## EXERCISE AIM
Below are the records; collect from them each line containing the string "guitar".

Data items
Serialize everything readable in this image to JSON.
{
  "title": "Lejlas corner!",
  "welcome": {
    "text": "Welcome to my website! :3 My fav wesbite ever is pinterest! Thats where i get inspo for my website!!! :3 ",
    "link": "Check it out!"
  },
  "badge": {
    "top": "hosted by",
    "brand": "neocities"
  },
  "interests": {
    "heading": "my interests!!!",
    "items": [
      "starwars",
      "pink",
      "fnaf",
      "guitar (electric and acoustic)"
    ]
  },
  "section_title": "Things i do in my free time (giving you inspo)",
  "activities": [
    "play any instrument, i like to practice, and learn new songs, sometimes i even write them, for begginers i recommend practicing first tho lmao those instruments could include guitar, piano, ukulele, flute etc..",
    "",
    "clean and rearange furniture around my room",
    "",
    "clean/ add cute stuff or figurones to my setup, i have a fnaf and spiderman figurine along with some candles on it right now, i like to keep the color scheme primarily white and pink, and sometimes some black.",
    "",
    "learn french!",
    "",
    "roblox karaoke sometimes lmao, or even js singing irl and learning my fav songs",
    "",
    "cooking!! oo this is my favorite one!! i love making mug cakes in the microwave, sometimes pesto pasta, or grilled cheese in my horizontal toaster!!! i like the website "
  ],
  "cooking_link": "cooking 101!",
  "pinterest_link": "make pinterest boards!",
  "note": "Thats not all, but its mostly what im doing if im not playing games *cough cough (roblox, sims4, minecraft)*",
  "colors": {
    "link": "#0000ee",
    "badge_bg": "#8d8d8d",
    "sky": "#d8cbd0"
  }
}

## REPLY
      "guitar (electric and acoustic)"
    "play any instrument, i like to practice, and learn new songs, sometimes i even write them, for begginers i recommend practicing first tho lmao those instruments could include guitar, piano, ukulele, flute etc..",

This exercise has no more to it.